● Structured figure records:
*-*-*

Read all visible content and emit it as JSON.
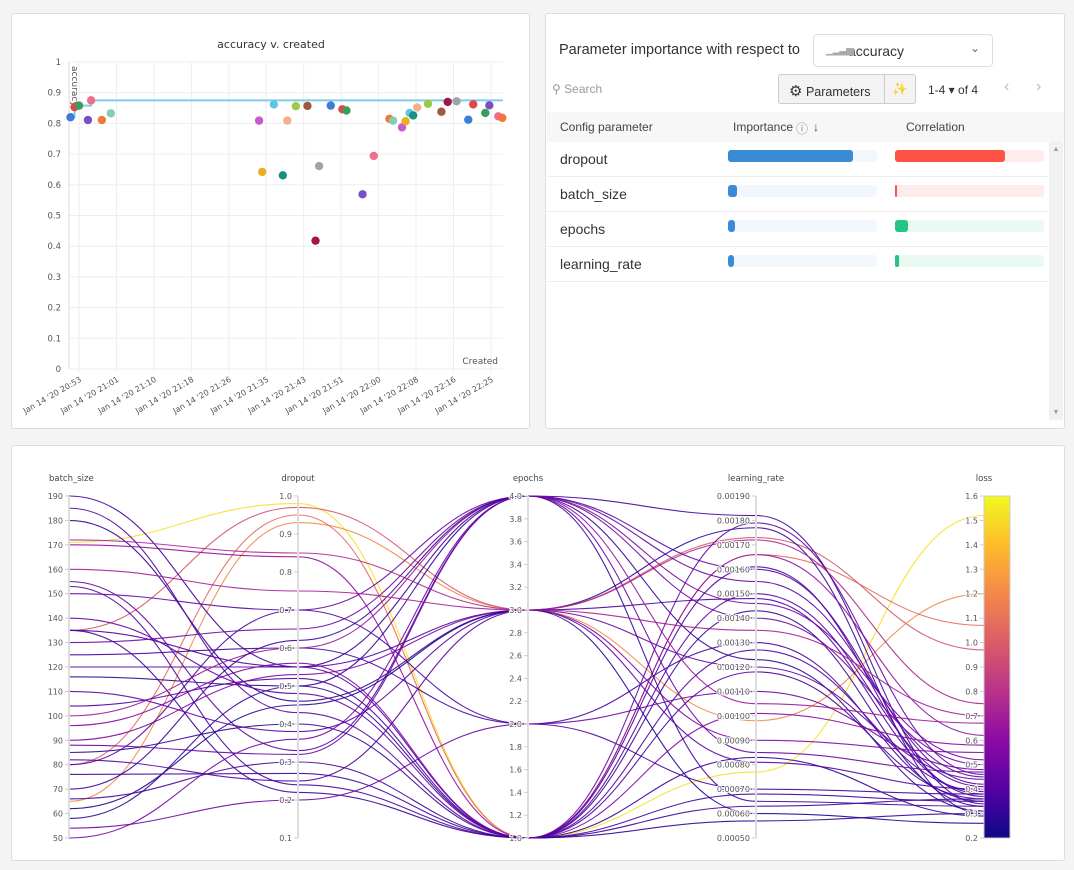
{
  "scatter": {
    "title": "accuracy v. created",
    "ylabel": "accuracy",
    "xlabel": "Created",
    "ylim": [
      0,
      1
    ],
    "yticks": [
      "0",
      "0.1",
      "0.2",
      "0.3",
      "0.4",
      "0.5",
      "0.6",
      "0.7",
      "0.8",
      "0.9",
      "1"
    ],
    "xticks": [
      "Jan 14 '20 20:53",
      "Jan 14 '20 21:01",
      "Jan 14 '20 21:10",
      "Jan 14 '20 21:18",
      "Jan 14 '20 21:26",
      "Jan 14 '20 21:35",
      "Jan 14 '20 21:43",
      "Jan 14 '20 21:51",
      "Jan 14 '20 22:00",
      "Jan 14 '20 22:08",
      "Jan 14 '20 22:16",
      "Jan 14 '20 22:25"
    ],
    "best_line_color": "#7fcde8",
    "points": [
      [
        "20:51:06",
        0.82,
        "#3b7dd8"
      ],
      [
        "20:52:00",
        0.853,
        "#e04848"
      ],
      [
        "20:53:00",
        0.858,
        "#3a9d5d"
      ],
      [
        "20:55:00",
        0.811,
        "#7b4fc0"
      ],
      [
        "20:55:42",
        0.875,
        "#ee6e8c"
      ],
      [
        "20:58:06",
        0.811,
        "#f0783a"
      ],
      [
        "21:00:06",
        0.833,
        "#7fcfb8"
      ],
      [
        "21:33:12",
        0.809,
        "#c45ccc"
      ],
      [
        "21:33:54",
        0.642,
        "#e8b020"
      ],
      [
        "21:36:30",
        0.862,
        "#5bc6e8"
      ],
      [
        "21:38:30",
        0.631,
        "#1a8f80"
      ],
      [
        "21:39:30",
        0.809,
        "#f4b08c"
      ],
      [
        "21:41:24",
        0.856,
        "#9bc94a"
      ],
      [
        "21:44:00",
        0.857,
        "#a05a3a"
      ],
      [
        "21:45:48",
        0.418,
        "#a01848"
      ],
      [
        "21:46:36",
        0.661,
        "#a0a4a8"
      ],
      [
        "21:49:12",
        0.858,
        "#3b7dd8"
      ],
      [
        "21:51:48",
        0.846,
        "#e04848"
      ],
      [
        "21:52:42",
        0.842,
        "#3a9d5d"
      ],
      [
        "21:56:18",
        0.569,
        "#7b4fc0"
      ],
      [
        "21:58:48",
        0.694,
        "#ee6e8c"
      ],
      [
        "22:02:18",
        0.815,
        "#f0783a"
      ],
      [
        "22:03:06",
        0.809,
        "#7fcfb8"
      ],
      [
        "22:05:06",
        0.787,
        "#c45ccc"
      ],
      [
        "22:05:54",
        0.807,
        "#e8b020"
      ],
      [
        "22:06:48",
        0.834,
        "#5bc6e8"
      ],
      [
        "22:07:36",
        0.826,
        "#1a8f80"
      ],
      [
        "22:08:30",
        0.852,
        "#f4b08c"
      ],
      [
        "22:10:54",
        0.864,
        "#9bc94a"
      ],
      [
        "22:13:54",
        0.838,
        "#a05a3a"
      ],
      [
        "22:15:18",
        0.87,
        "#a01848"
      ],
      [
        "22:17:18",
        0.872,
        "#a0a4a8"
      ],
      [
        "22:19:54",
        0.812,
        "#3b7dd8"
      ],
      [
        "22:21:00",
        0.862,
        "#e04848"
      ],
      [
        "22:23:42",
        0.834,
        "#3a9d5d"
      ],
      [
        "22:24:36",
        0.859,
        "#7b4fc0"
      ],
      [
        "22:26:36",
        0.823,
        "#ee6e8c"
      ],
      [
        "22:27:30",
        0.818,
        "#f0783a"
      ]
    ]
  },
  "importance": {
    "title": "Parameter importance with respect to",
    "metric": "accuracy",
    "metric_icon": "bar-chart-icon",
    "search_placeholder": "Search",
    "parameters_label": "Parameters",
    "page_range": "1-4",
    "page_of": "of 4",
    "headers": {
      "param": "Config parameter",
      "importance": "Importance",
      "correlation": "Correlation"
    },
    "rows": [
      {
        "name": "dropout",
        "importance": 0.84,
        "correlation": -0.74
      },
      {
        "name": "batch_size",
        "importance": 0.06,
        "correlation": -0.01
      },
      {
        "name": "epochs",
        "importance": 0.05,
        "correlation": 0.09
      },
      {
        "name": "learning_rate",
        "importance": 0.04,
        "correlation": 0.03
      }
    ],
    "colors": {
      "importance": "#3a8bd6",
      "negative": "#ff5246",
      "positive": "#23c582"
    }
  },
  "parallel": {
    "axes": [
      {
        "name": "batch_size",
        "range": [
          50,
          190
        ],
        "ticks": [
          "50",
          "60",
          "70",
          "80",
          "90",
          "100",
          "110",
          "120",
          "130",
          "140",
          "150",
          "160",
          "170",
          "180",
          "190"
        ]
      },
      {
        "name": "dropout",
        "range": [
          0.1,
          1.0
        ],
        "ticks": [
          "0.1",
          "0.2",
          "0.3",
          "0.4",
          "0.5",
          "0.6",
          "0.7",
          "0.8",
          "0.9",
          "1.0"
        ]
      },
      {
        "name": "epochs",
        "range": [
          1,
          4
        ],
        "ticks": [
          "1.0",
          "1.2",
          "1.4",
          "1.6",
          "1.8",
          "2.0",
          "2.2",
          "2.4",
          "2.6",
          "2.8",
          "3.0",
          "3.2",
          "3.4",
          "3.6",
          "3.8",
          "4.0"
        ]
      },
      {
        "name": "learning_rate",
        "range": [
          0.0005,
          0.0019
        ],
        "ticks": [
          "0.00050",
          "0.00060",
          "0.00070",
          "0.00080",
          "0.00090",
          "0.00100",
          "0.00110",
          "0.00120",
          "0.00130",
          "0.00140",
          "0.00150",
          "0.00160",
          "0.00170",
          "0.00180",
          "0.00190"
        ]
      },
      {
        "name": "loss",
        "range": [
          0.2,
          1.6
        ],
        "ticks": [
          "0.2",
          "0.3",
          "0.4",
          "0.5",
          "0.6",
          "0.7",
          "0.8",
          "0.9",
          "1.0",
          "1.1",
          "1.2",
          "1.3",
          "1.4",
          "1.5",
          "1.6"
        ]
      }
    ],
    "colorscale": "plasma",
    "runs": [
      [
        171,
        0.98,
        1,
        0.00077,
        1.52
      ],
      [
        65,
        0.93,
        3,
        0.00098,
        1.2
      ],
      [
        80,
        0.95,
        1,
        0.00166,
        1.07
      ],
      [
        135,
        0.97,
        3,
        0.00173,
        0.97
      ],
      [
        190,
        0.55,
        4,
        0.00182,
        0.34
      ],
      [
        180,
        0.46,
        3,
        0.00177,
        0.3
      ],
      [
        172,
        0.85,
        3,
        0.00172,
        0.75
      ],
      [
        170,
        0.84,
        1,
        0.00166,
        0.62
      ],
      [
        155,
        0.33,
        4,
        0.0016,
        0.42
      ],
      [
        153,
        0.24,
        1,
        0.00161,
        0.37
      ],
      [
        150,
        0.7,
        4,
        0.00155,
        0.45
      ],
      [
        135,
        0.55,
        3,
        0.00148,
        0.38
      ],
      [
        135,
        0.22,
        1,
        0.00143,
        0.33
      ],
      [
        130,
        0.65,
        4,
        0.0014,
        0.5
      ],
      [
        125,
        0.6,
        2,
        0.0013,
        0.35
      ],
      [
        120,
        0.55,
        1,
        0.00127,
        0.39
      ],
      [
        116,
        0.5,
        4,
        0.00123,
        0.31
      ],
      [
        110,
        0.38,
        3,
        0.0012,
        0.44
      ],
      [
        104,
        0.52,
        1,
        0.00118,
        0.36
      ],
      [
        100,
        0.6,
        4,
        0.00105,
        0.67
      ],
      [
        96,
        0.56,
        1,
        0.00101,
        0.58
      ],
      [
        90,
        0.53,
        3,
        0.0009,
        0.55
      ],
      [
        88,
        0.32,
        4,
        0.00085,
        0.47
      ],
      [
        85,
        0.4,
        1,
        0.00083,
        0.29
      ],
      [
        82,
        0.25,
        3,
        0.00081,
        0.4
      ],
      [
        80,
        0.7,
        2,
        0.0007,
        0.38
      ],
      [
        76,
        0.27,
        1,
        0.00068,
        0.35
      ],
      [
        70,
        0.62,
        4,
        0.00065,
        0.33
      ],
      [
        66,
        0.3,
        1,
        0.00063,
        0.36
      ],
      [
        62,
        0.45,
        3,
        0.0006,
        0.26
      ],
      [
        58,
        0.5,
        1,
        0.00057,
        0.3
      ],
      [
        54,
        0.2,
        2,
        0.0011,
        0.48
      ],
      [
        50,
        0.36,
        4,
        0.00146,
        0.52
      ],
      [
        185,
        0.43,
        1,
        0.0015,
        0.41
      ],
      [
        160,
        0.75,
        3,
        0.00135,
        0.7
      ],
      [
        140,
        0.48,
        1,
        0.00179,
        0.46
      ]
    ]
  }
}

*-*-*

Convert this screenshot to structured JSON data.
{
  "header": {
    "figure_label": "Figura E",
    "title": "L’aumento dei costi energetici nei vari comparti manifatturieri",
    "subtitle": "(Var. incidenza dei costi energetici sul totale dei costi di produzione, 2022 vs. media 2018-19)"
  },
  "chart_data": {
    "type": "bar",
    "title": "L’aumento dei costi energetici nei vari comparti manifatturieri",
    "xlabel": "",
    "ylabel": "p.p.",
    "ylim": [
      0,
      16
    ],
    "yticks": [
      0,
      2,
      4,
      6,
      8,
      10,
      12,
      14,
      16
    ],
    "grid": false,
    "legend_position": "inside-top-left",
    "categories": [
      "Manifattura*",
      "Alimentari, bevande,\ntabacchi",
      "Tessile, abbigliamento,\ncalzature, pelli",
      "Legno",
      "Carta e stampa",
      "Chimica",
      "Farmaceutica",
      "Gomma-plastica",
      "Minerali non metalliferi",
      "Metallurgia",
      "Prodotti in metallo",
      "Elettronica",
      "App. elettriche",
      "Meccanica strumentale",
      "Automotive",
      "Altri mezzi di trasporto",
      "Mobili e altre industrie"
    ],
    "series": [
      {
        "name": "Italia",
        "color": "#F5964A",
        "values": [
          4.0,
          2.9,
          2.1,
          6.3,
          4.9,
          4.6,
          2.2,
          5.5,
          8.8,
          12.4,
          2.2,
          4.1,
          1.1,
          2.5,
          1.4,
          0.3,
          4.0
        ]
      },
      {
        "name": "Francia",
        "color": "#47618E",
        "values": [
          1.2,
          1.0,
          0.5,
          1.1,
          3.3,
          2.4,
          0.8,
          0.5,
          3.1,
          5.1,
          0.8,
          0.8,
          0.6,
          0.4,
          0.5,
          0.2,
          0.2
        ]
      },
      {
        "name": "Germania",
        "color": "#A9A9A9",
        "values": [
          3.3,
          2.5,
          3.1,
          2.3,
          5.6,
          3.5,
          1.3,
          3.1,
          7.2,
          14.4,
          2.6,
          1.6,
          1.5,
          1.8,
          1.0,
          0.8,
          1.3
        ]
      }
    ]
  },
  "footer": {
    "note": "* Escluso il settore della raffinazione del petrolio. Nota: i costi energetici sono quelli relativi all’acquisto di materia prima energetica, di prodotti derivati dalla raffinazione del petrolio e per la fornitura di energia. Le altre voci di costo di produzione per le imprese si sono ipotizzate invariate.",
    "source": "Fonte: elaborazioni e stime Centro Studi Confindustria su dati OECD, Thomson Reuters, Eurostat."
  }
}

*-*-*

● To be done:
Looking at the data above, show all lines where the word "accuracy" occurs.

● The response:
    "title": "accuracy v. created",
    "ylabel": "accuracy",
    "metric": "accuracy",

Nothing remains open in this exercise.